(AIM OF THE TASK)
Leave out the pictures and reproduce all of the data exactly.

(Items listed in a dataset)
════════
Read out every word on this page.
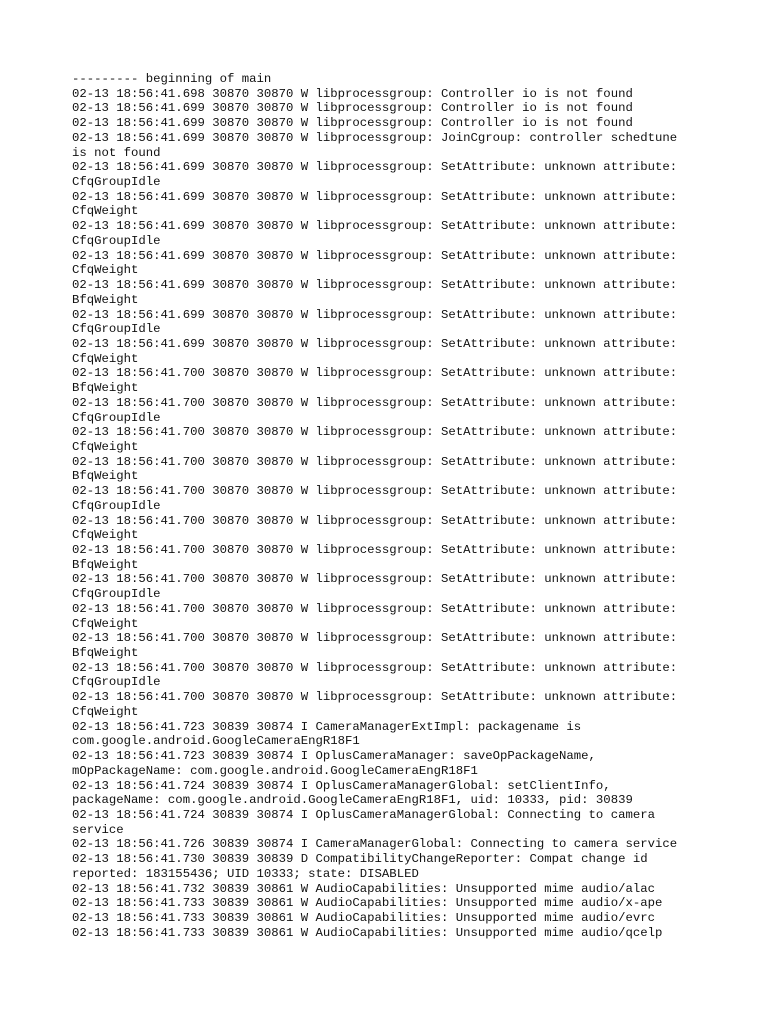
--------- beginning of main
02-13 18:56:41.698 30870 30870 W libprocessgroup: Controller io is not found
02-13 18:56:41.699 30870 30870 W libprocessgroup: Controller io is not found
02-13 18:56:41.699 30870 30870 W libprocessgroup: Controller io is not found
02-13 18:56:41.699 30870 30870 W libprocessgroup: JoinCgroup: controller schedtune
is not found
02-13 18:56:41.699 30870 30870 W libprocessgroup: SetAttribute: unknown attribute:
CfqGroupIdle
02-13 18:56:41.699 30870 30870 W libprocessgroup: SetAttribute: unknown attribute:
CfqWeight
02-13 18:56:41.699 30870 30870 W libprocessgroup: SetAttribute: unknown attribute:
CfqGroupIdle
02-13 18:56:41.699 30870 30870 W libprocessgroup: SetAttribute: unknown attribute:
CfqWeight
02-13 18:56:41.699 30870 30870 W libprocessgroup: SetAttribute: unknown attribute:
BfqWeight
02-13 18:56:41.699 30870 30870 W libprocessgroup: SetAttribute: unknown attribute:
CfqGroupIdle
02-13 18:56:41.699 30870 30870 W libprocessgroup: SetAttribute: unknown attribute:
CfqWeight
02-13 18:56:41.700 30870 30870 W libprocessgroup: SetAttribute: unknown attribute:
BfqWeight
02-13 18:56:41.700 30870 30870 W libprocessgroup: SetAttribute: unknown attribute:
CfqGroupIdle
02-13 18:56:41.700 30870 30870 W libprocessgroup: SetAttribute: unknown attribute:
CfqWeight
02-13 18:56:41.700 30870 30870 W libprocessgroup: SetAttribute: unknown attribute:
BfqWeight
02-13 18:56:41.700 30870 30870 W libprocessgroup: SetAttribute: unknown attribute:
CfqGroupIdle
02-13 18:56:41.700 30870 30870 W libprocessgroup: SetAttribute: unknown attribute:
CfqWeight
02-13 18:56:41.700 30870 30870 W libprocessgroup: SetAttribute: unknown attribute:
BfqWeight
02-13 18:56:41.700 30870 30870 W libprocessgroup: SetAttribute: unknown attribute:
CfqGroupIdle
02-13 18:56:41.700 30870 30870 W libprocessgroup: SetAttribute: unknown attribute:
CfqWeight
02-13 18:56:41.700 30870 30870 W libprocessgroup: SetAttribute: unknown attribute:
BfqWeight
02-13 18:56:41.700 30870 30870 W libprocessgroup: SetAttribute: unknown attribute:
CfqGroupIdle
02-13 18:56:41.700 30870 30870 W libprocessgroup: SetAttribute: unknown attribute:
CfqWeight
02-13 18:56:41.723 30839 30874 I CameraManagerExtImpl: packagename is
com.google.android.GoogleCameraEngR18F1
02-13 18:56:41.723 30839 30874 I OplusCameraManager: saveOpPackageName,
mOpPackageName: com.google.android.GoogleCameraEngR18F1
02-13 18:56:41.724 30839 30874 I OplusCameraManagerGlobal: setClientInfo,
packageName: com.google.android.GoogleCameraEngR18F1, uid: 10333, pid: 30839
02-13 18:56:41.724 30839 30874 I OplusCameraManagerGlobal: Connecting to camera
service
02-13 18:56:41.726 30839 30874 I CameraManagerGlobal: Connecting to camera service
02-13 18:56:41.730 30839 30839 D CompatibilityChangeReporter: Compat change id
reported: 183155436; UID 10333; state: DISABLED
02-13 18:56:41.732 30839 30861 W AudioCapabilities: Unsupported mime audio/alac
02-13 18:56:41.733 30839 30861 W AudioCapabilities: Unsupported mime audio/x-ape
02-13 18:56:41.733 30839 30861 W AudioCapabilities: Unsupported mime audio/evrc
02-13 18:56:41.733 30839 30861 W AudioCapabilities: Unsupported mime audio/qcelp
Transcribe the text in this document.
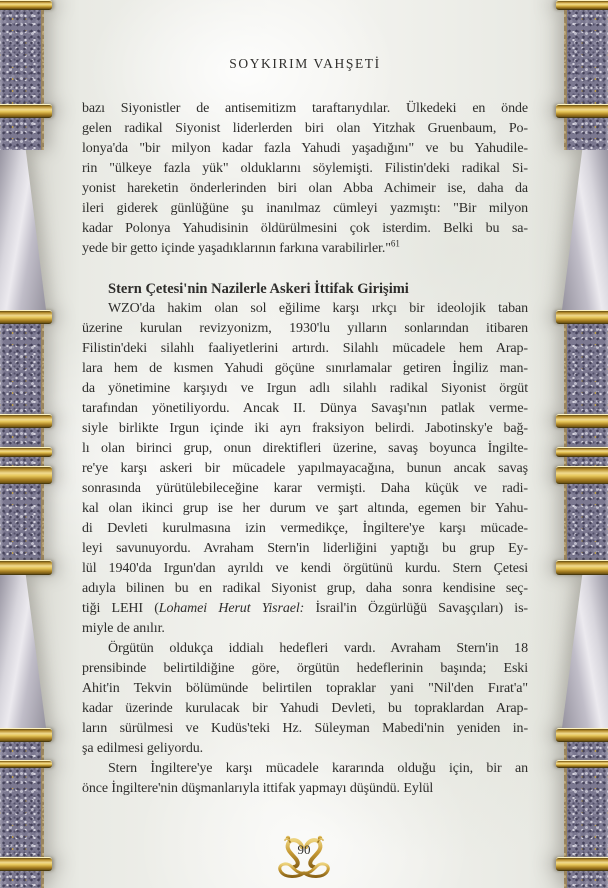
SOYKIRIM VAHŞETİ
bazı Siyonistler de antisemitizm taraftarıydılar. Ülkedeki en önde
gelen radikal Siyonist liderlerden biri olan Yitzhak Gruenbaum, Po-
lonya'da "bir milyon kadar fazla Yahudi yaşadığını" ve bu Yahudile-
rin "ülkeye fazla yük" olduklarını söylemişti. Filistin'deki radikal Si-
yonist hareketin önderlerinden biri olan Abba Achimeir ise, daha da
ileri giderek günlüğüne şu inanılmaz cümleyi yazmıştı: "Bir milyon
kadar Polonya Yahudisinin öldürülmesini çok isterdim. Belki bu sa-
yede bir getto içinde yaşadıklarının farkına varabilirler."$^{61}$
Stern Çetesi'nin Nazilerle Askeri İttifak Girişimi
WZO'da hakim olan sol eğilime karşı ırkçı bir ideolojik taban
üzerine kurulan revizyonizm, 1930'lu yılların sonlarından itibaren
Filistin'deki silahlı faaliyetlerini artırdı. Silahlı mücadele hem Arap-
lara hem de kısmen Yahudi göçüne sınırlamalar getiren İngiliz man-
da yönetimine karşıydı ve Irgun adlı silahlı radikal Siyonist örgüt
tarafından yönetiliyordu. Ancak II. Dünya Savaşı'nın patlak verme-
siyle birlikte Irgun içinde iki ayrı fraksiyon belirdi. Jabotinsky'e bağ-
lı olan birinci grup, onun direktifleri üzerine, savaş boyunca İngilte-
re'ye karşı askeri bir mücadele yapılmayacağına, bunun ancak savaş
sonrasında yürütülebileceğine karar vermişti. Daha küçük ve radi-
kal olan ikinci grup ise her durum ve şart altında, egemen bir Yahu-
di Devleti kurulmasına izin vermedikçe, İngiltere'ye karşı mücade-
leyi savunuyordu. Avraham Stern'in liderliğini yaptığı bu grup Ey-
lül 1940'da Irgun'dan ayrıldı ve kendi örgütünü kurdu. Stern Çetesi
adıyla bilinen bu en radikal Siyonist grup, daha sonra kendisine seç-
tiği LEHI (Lohamei Herut Yisrael: İsrail'in Özgürlüğü Savaşçıları) is-
miyle de anılır.
Örgütün oldukça iddialı hedefleri vardı. Avraham Stern'in 18
prensibinde belirtildiğine göre, örgütün hedeflerinin başında; Eski
Ahit'in Tekvin bölümünde belirtilen topraklar yani "Nil'den Fırat'a"
kadar üzerinde kurulacak bir Yahudi Devleti, bu topraklardan Arap-
ların sürülmesi ve Kudüs'teki Hz. Süleyman Mabedi'nin yeniden in-
şa edilmesi geliyordu.
Stern İngiltere'ye karşı mücadele kararında olduğu için, bir an
önce İngiltere'nin düşmanlarıyla ittifak yapmayı düşündü. Eylül
90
════════
(RESULT)
Read out every word on this page.
--------- beginning of main
02-13 18:56:41.698 30870 30870 W libprocessgroup: Controller io is not found
02-13 18:56:41.699 30870 30870 W libprocessgroup: Controller io is not found
02-13 18:56:41.699 30870 30870 W libprocessgroup: Controller io is not found
02-13 18:56:41.699 30870 30870 W libprocessgroup: JoinCgroup: controller schedtune
is not found
02-13 18:56:41.699 30870 30870 W libprocessgroup: SetAttribute: unknown attribute:
CfqGroupIdle
02-13 18:56:41.699 30870 30870 W libprocessgroup: SetAttribute: unknown attribute:
CfqWeight
02-13 18:56:41.699 30870 30870 W libprocessgroup: SetAttribute: unknown attribute:
CfqGroupIdle
02-13 18:56:41.699 30870 30870 W libprocessgroup: SetAttribute: unknown attribute:
CfqWeight
02-13 18:56:41.699 30870 30870 W libprocessgroup: SetAttribute: unknown attribute:
BfqWeight
02-13 18:56:41.699 30870 30870 W libprocessgroup: SetAttribute: unknown attribute:
CfqGroupIdle
02-13 18:56:41.699 30870 30870 W libprocessgroup: SetAttribute: unknown attribute:
CfqWeight
02-13 18:56:41.700 30870 30870 W libprocessgroup: SetAttribute: unknown attribute:
BfqWeight
02-13 18:56:41.700 30870 30870 W libprocessgroup: SetAttribute: unknown attribute:
CfqGroupIdle
02-13 18:56:41.700 30870 30870 W libprocessgroup: SetAttribute: unknown attribute:
CfqWeight
02-13 18:56:41.700 30870 30870 W libprocessgroup: SetAttribute: unknown attribute:
BfqWeight
02-13 18:56:41.700 30870 30870 W libprocessgroup: SetAttribute: unknown attribute:
CfqGroupIdle
02-13 18:56:41.700 30870 30870 W libprocessgroup: SetAttribute: unknown attribute:
CfqWeight
02-13 18:56:41.700 30870 30870 W libprocessgroup: SetAttribute: unknown attribute:
BfqWeight
02-13 18:56:41.700 30870 30870 W libprocessgroup: SetAttribute: unknown attribute:
CfqGroupIdle
02-13 18:56:41.700 30870 30870 W libprocessgroup: SetAttribute: unknown attribute:
CfqWeight
02-13 18:56:41.700 30870 30870 W libprocessgroup: SetAttribute: unknown attribute:
BfqWeight
02-13 18:56:41.700 30870 30870 W libprocessgroup: SetAttribute: unknown attribute:
CfqGroupIdle
02-13 18:56:41.700 30870 30870 W libprocessgroup: SetAttribute: unknown attribute:
CfqWeight
02-13 18:56:41.723 30839 30874 I CameraManagerExtImpl: packagename is
com.google.android.GoogleCameraEngR18F1
02-13 18:56:41.723 30839 30874 I OplusCameraManager: saveOpPackageName,
mOpPackageName: com.google.android.GoogleCameraEngR18F1
02-13 18:56:41.724 30839 30874 I OplusCameraManagerGlobal: setClientInfo,
packageName: com.google.android.GoogleCameraEngR18F1, uid: 10333, pid: 30839
02-13 18:56:41.724 30839 30874 I OplusCameraManagerGlobal: Connecting to camera
service
02-13 18:56:41.726 30839 30874 I CameraManagerGlobal: Connecting to camera service
02-13 18:56:41.730 30839 30839 D CompatibilityChangeReporter: Compat change id
reported: 183155436; UID 10333; state: DISABLED
02-13 18:56:41.732 30839 30861 W AudioCapabilities: Unsupported mime audio/alac
02-13 18:56:41.733 30839 30861 W AudioCapabilities: Unsupported mime audio/x-ape
02-13 18:56:41.733 30839 30861 W AudioCapabilities: Unsupported mime audio/evrc
02-13 18:56:41.733 30839 30861 W AudioCapabilities: Unsupported mime audio/qcelp
Transcribe the text in this document.
SOYKIRIM VAHŞETİ
bazı Siyonistler de antisemitizm taraftarıydılar. Ülkedeki en önde
gelen radikal Siyonist liderlerden biri olan Yitzhak Gruenbaum, Po-
lonya'da "bir milyon kadar fazla Yahudi yaşadığını" ve bu Yahudile-
rin "ülkeye fazla yük" olduklarını söylemişti. Filistin'deki radikal Si-
yonist hareketin önderlerinden biri olan Abba Achimeir ise, daha da
ileri giderek günlüğüne şu inanılmaz cümleyi yazmıştı: "Bir milyon
kadar Polonya Yahudisinin öldürülmesini çok isterdim. Belki bu sa-
yede bir getto içinde yaşadıklarının farkına varabilirler."$^{61}$
Stern Çetesi'nin Nazilerle Askeri İttifak Girişimi
WZO'da hakim olan sol eğilime karşı ırkçı bir ideolojik taban
üzerine kurulan revizyonizm, 1930'lu yılların sonlarından itibaren
Filistin'deki silahlı faaliyetlerini artırdı. Silahlı mücadele hem Arap-
lara hem de kısmen Yahudi göçüne sınırlamalar getiren İngiliz man-
da yönetimine karşıydı ve Irgun adlı silahlı radikal Siyonist örgüt
tarafından yönetiliyordu. Ancak II. Dünya Savaşı'nın patlak verme-
siyle birlikte Irgun içinde iki ayrı fraksiyon belirdi. Jabotinsky'e bağ-
lı olan birinci grup, onun direktifleri üzerine, savaş boyunca İngilte-
re'ye karşı askeri bir mücadele yapılmayacağına, bunun ancak savaş
sonrasında yürütülebileceğine karar vermişti. Daha küçük ve radi-
kal olan ikinci grup ise her durum ve şart altında, egemen bir Yahu-
di Devleti kurulmasına izin vermedikçe, İngiltere'ye karşı mücade-
leyi savunuyordu. Avraham Stern'in liderliğini yaptığı bu grup Ey-
lül 1940'da Irgun'dan ayrıldı ve kendi örgütünü kurdu. Stern Çetesi
adıyla bilinen bu en radikal Siyonist grup, daha sonra kendisine seç-
tiği LEHI (Lohamei Herut Yisrael: İsrail'in Özgürlüğü Savaşçıları) is-
miyle de anılır.
Örgütün oldukça iddialı hedefleri vardı. Avraham Stern'in 18
prensibinde belirtildiğine göre, örgütün hedeflerinin başında; Eski
Ahit'in Tekvin bölümünde belirtilen topraklar yani "Nil'den Fırat'a"
kadar üzerinde kurulacak bir Yahudi Devleti, bu topraklardan Arap-
ların sürülmesi ve Kudüs'teki Hz. Süleyman Mabedi'nin yeniden in-
şa edilmesi geliyordu.
Stern İngiltere'ye karşı mücadele kararında olduğu için, bir an
önce İngiltere'nin düşmanlarıyla ittifak yapmayı düşündü. Eylül
90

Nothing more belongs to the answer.